Niels Warburton from the Massachusetts Institute of Technology shares an insight into his latest work with Sam Gralla and Scott Hughes published in Classical and Quantum Gravity.

Niels Warburton is a Marie Curie postdoctoral fellow currently working at the Kavli Institute for Astrophysics and Space Research at the Massachusetts Institute of Technology. He works on calculating gravitational waveforms from the capture of compact objects by black holes ranging from hundreds to millions of solar masses. Outside of research he often encounters other types of waves on the waters around Boston where he is a keen sailor. Niels co-authored the article recently published in CQG with Sam Gralla of the University of Arizona and Scott Hughes at the Massachusetts Institute of Technology.
The first merging black holes recently detected by LIGO were strange objects indeed. Torturing reality so that even light cannot escape from their interiors, as they whirled around each other at over half the speed of light, the disturbances they induced in space and time propagated outwards as gravitational waves. The measured characteristic chirp, an upsweep in frequency and amplitude of the waves, signaled that the two black holes had merged into a single, larger black hole. Amazingly, though this remnant was more than sixty times as massive as our sun it could be described by just two numbers – its mass and its spin. This is an unusual property for any macroscopic object as they usually require untold trillions of numbers, specifying all the states, positions and velocities of their constituent parts, to be fully described. Isolated black holes on the other hand, despite being solutions to the fiendishly complicated and non-linear Einstein field equations, are comparatively very simple objects.
The mass of a black hole can grow unbounded – the more matter you throw in the larger the black hole becomes. On the other hand, Einstein’s theory of General Relativity predicts that there is a maximum rate at which a black hole of a given mass can spin. Were it possible to spin them any faster they would loose their event horizon cloak, exposing a now ‘naked’ singularity to the universe. It is generally believed the laws of physics do not allow this to happen but when a black hole rotates very rapidly and gets close to breaking this rule strange new physics appears. As we show in our recent paper, this interesting regime can potentially be probed through future gravitational wave measurements.
When a compact object, such a stellar mass black hole or a neutron star, is captured into orbit around a much larger black hole the resulting binary system will emit gravitational waves. As the waves are radiated, the orbit decays and the frequency of the gravitational waves increases. For black holes that are not rotating too fast, the amplitude of the radiation also grows until the compact object reaches the last stable orbit and plunges rapidly into the black hole. This rise in frequency and amplitude before being quickly shut off is known as a chirp and it is the characteristic signal that LIGO looks for when hunting for black holes. It turns out though that not all black hole binaries chirp.

------------

### What this task involves
Translate this sentence from the black hole text into Spanish: "As the waves are radiated, the orbit decays and the frequency of the gravitational waves increases."

### Data section

------------

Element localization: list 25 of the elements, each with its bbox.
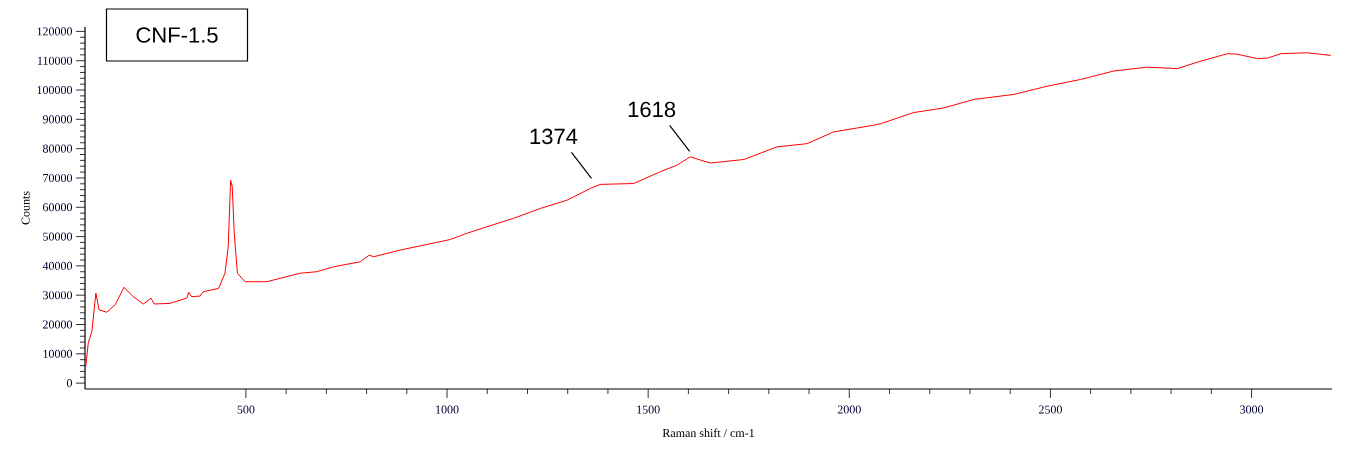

------------

### Final result
A medida que se irradian las ondas, la órbita decae y la frecuencia de las ondas gravitacionales aumenta.